:: DATA TO USE ::

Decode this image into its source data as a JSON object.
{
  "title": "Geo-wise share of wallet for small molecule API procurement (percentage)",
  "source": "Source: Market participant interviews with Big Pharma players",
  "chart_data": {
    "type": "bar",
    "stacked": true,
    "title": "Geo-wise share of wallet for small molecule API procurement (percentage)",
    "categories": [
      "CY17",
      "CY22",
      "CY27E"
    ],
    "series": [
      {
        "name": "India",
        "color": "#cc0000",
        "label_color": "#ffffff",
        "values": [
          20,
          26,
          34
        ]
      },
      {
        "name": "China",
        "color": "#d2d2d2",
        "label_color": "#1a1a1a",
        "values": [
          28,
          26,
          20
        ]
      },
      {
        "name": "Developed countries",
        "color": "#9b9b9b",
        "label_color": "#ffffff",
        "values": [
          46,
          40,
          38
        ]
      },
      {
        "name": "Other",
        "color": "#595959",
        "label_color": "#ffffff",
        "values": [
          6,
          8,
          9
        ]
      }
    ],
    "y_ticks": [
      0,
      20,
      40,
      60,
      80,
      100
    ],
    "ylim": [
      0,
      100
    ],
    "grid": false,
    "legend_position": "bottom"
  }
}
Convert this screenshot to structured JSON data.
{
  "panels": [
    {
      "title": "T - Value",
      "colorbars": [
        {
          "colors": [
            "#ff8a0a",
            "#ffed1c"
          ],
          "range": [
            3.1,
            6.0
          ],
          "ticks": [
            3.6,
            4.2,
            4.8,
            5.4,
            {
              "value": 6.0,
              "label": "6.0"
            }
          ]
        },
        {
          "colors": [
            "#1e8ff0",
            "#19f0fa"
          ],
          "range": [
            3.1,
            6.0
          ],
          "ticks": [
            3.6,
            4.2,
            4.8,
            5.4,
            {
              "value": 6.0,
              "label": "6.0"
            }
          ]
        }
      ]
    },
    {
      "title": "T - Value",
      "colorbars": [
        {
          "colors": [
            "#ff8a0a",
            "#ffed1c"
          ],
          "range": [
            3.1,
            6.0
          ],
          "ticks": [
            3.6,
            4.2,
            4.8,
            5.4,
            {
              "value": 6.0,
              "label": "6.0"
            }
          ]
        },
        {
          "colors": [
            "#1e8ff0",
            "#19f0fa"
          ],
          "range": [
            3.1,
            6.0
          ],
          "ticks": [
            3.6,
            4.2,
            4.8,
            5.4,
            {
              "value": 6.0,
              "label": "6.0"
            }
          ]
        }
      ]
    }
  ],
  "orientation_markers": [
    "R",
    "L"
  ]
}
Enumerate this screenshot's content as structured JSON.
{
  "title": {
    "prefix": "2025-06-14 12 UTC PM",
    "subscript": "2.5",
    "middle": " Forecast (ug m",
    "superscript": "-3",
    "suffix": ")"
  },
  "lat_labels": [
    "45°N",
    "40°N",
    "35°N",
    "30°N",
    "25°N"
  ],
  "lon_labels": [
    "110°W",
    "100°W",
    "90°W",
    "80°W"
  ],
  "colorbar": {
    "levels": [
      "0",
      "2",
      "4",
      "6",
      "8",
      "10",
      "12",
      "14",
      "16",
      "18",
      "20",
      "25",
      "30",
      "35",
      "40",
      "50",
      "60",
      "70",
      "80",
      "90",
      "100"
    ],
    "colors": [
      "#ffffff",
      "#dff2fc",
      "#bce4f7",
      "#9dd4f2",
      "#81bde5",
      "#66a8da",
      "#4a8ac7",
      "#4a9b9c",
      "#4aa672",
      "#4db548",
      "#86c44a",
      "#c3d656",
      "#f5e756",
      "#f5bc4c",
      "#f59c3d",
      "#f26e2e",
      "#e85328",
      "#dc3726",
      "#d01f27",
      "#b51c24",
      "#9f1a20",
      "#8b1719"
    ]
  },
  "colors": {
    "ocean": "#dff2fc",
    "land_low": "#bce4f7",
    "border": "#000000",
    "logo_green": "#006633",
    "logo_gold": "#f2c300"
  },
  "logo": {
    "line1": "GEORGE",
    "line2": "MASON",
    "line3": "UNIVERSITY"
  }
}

:::

Identify the lines above that contain the word "this", then copy them.

(SOLUTION TO THE EXERCISE)
Decode this image into its source data as a JSON object.
Convert this screenshot to structured JSON data.
Enumerate this screenshot's content as structured JSON.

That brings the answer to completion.